*AIM OF THE TASK:* In the material below, find all lines with the string "الطلب" and copy them.

· · · · ·

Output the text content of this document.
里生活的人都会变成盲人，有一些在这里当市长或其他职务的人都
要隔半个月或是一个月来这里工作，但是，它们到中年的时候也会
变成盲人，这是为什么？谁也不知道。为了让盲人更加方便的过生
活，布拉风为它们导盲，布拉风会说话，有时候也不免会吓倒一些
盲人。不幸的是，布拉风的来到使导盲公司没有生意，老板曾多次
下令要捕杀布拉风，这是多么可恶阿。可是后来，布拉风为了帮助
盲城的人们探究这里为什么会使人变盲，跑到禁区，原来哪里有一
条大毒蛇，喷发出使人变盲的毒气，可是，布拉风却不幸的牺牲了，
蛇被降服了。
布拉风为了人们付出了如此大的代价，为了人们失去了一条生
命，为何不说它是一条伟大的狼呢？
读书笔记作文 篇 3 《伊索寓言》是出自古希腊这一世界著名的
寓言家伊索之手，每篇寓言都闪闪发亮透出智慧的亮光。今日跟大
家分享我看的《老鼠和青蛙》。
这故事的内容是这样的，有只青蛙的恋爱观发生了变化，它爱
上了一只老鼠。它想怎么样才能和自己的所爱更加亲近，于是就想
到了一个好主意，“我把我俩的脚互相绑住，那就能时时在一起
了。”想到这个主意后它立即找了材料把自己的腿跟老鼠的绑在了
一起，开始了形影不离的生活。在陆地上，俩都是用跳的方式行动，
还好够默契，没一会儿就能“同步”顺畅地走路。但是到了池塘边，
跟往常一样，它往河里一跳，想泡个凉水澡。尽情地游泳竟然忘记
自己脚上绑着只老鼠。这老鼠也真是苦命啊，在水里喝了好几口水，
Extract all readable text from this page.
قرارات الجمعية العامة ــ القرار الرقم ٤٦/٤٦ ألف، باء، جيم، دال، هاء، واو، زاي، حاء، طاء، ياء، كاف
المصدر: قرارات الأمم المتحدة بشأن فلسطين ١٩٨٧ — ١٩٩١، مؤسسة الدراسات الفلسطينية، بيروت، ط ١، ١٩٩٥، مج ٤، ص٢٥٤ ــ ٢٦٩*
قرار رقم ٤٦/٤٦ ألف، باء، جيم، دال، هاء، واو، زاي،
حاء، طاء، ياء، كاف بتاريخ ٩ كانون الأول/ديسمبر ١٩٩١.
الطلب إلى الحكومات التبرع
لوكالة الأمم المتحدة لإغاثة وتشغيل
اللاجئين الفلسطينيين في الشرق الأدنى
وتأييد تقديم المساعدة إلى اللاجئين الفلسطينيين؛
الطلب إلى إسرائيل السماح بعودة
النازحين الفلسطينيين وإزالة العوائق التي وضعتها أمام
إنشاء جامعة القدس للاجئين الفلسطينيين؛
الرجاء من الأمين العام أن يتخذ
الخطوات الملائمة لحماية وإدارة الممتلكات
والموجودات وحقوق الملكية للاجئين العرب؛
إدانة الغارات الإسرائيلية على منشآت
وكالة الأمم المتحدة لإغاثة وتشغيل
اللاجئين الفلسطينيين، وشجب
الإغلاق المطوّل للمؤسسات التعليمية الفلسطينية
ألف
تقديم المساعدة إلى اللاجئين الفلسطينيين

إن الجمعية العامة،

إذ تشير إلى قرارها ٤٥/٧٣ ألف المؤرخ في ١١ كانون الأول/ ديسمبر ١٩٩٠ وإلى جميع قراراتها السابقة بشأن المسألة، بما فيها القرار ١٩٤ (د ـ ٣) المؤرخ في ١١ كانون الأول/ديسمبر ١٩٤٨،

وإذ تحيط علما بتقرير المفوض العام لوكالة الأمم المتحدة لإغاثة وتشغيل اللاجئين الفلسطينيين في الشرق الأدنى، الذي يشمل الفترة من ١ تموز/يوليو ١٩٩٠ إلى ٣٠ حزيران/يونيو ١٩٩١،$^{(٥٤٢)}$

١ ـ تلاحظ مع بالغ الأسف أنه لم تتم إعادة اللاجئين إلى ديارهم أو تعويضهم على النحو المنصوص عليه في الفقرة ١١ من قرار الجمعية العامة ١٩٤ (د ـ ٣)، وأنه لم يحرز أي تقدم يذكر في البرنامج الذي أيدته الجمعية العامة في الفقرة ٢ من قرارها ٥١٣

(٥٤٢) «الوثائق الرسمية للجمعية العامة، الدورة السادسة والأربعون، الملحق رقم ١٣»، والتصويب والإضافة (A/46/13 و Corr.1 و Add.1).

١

· · · · ·

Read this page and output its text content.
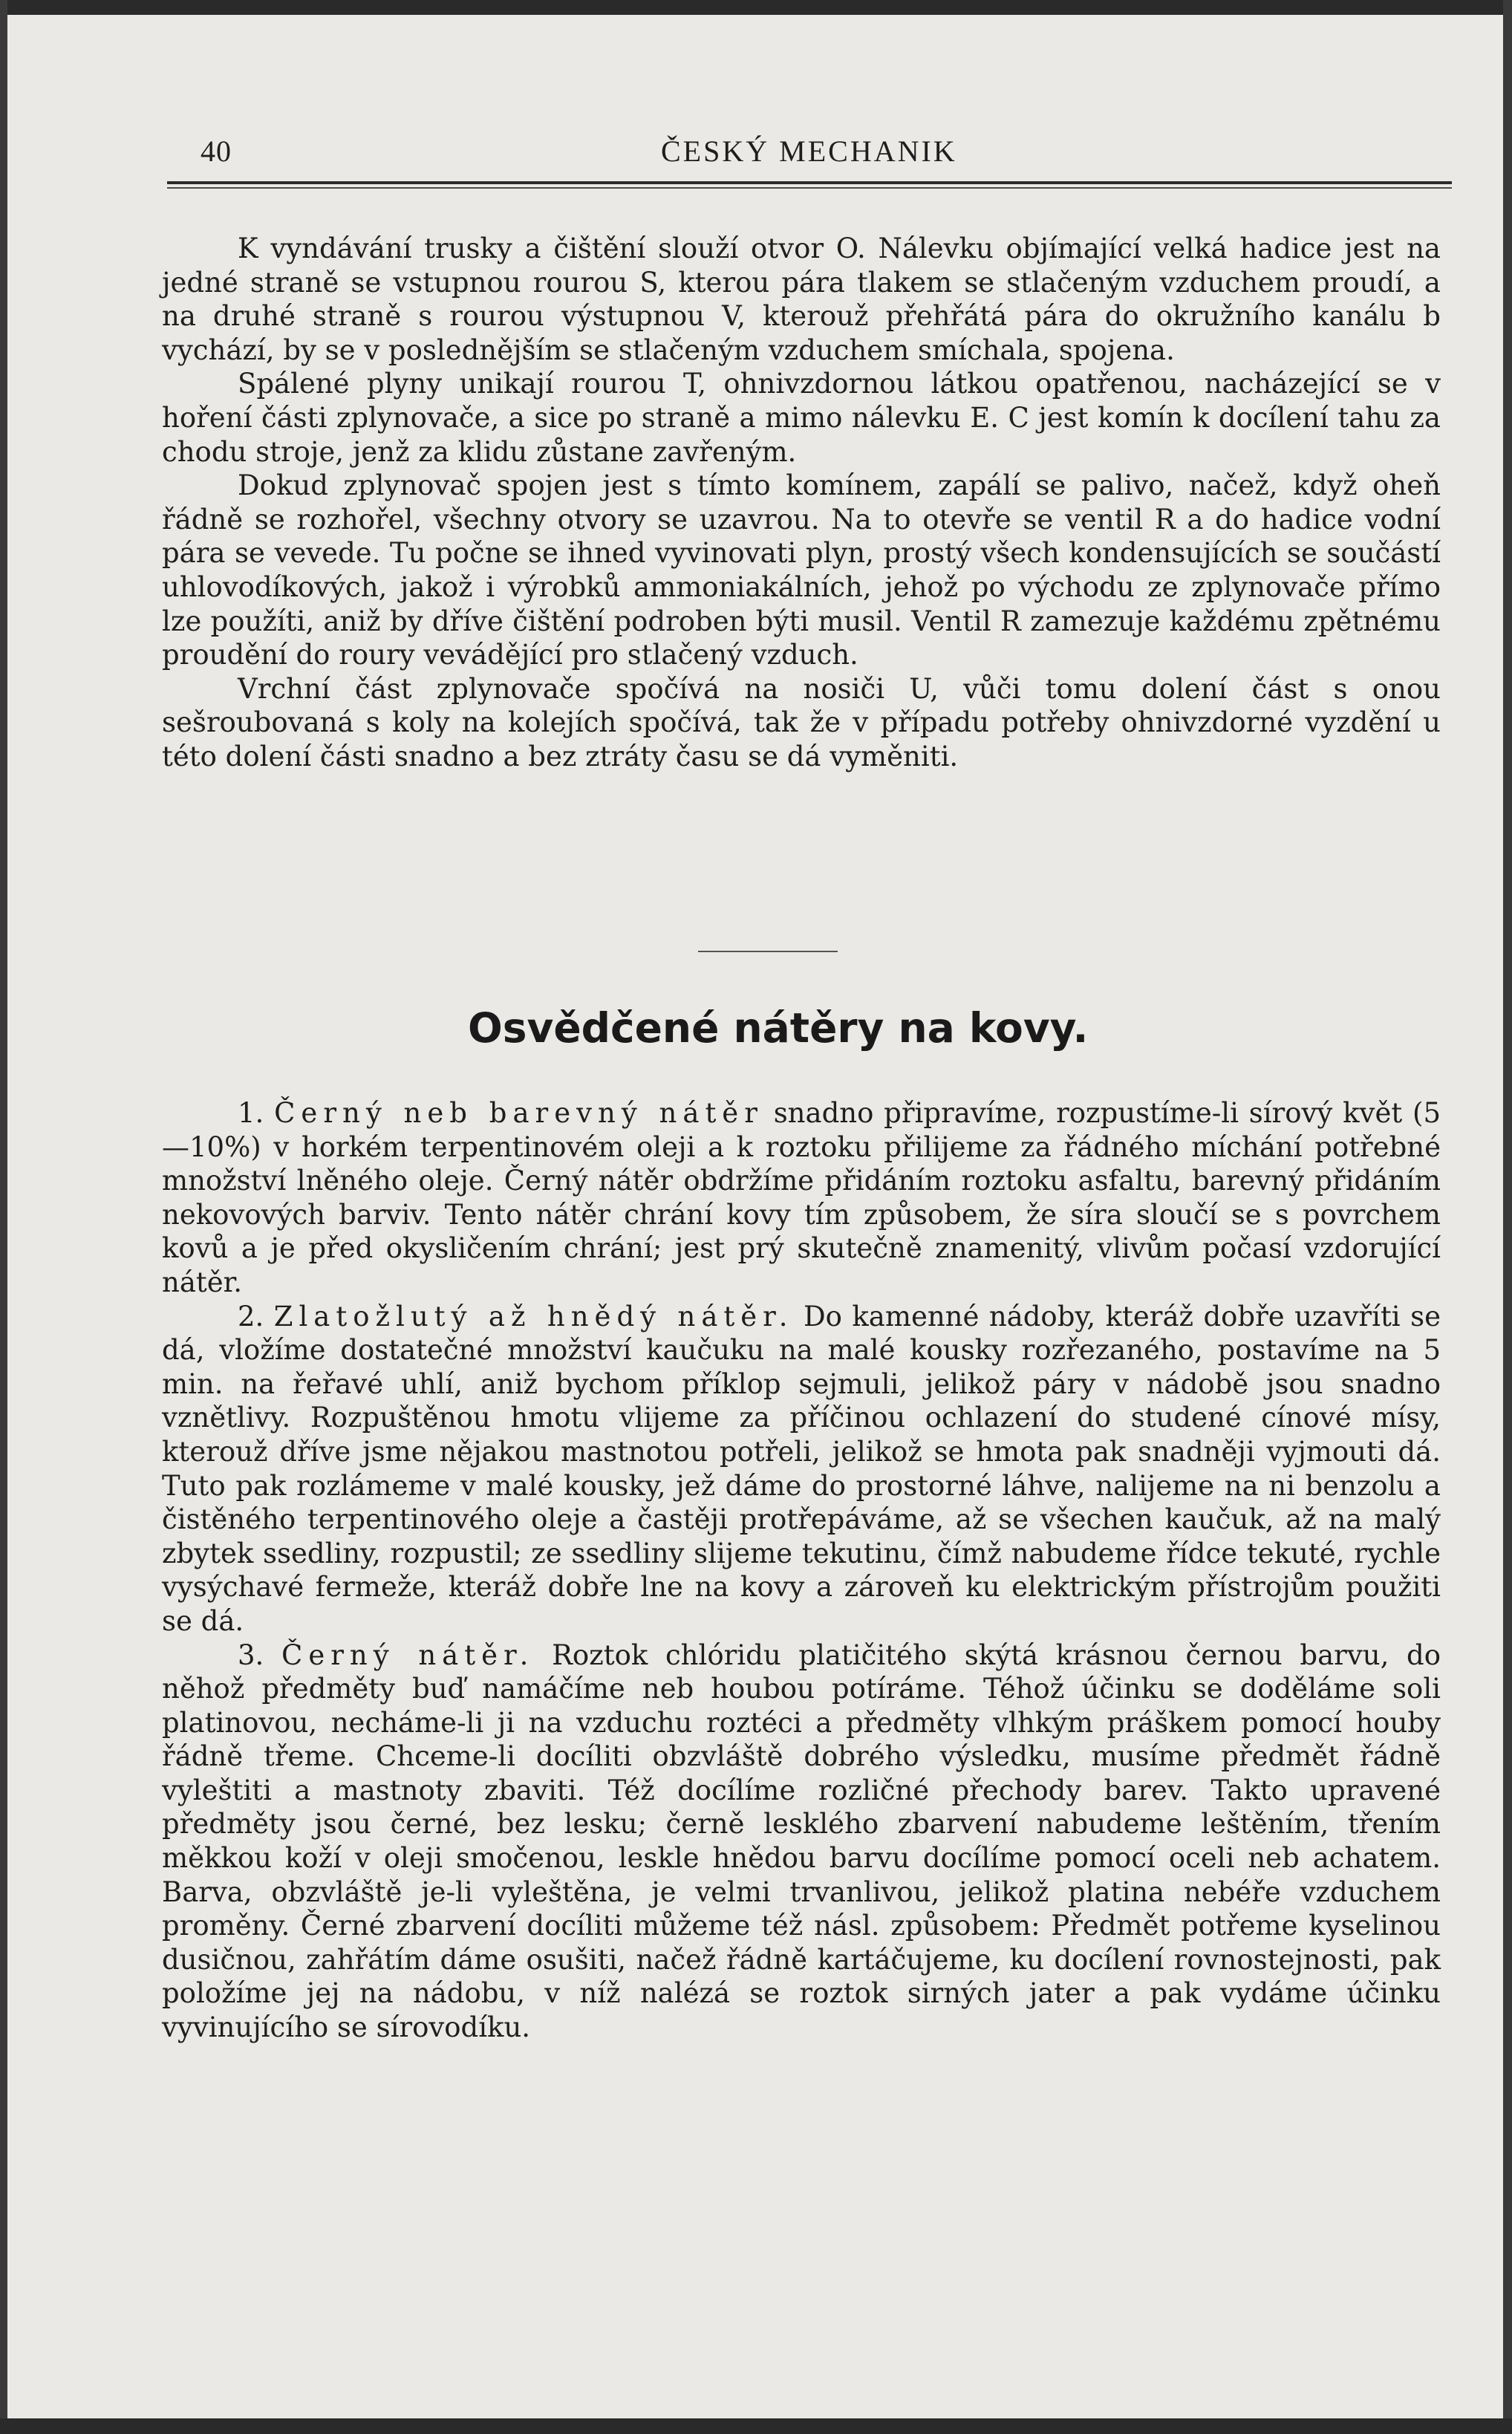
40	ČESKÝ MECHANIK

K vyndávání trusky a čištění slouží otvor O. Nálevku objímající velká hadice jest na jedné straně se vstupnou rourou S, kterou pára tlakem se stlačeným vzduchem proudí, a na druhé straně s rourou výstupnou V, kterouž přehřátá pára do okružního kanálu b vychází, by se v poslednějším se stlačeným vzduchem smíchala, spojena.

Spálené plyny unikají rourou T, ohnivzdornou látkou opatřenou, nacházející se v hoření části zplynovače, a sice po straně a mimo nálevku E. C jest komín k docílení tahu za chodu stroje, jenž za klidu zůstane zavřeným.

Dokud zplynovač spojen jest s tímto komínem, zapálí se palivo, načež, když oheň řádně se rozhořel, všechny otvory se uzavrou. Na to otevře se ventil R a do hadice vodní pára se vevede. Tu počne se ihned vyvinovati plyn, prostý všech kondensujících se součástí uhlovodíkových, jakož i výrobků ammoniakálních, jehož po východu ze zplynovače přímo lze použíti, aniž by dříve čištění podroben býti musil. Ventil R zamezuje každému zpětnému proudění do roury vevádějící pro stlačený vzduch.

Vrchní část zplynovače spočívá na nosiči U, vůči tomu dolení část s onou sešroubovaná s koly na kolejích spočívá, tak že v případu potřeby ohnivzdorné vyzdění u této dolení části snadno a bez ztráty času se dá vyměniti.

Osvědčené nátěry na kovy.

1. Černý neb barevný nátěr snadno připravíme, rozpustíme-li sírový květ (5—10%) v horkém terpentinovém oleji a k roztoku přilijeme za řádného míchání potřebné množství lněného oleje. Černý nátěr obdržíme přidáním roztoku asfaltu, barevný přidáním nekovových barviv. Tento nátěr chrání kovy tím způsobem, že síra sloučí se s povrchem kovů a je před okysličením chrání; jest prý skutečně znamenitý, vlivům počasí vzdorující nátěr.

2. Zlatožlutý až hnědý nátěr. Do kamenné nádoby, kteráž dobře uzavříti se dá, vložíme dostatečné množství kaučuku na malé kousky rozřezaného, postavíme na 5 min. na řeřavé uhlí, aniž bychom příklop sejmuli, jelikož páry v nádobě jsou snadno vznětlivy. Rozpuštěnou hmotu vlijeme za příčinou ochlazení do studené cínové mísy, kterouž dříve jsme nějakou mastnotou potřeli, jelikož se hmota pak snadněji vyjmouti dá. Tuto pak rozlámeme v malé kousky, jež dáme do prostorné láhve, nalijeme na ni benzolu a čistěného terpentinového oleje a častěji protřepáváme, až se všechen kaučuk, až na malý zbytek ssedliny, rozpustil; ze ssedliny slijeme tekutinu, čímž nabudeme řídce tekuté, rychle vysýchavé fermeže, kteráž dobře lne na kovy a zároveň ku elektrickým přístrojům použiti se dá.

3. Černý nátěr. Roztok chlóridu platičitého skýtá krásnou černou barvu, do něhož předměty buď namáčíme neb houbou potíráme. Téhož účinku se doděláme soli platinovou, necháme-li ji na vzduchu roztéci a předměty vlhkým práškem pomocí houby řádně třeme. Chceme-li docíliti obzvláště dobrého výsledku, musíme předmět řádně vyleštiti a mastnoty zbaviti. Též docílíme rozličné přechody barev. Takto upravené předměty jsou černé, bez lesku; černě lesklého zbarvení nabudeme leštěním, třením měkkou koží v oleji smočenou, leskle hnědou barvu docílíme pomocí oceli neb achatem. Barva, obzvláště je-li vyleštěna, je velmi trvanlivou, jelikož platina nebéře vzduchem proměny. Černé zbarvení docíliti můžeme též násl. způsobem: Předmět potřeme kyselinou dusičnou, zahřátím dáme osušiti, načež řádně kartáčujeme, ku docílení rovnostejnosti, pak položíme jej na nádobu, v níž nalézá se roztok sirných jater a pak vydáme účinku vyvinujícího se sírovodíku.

· · · · ·

*SOLUTION TO THE PROBLEM:*
الطلب إلى الحكومات التبرع
الطلب إلى إسرائيل السماح بعودة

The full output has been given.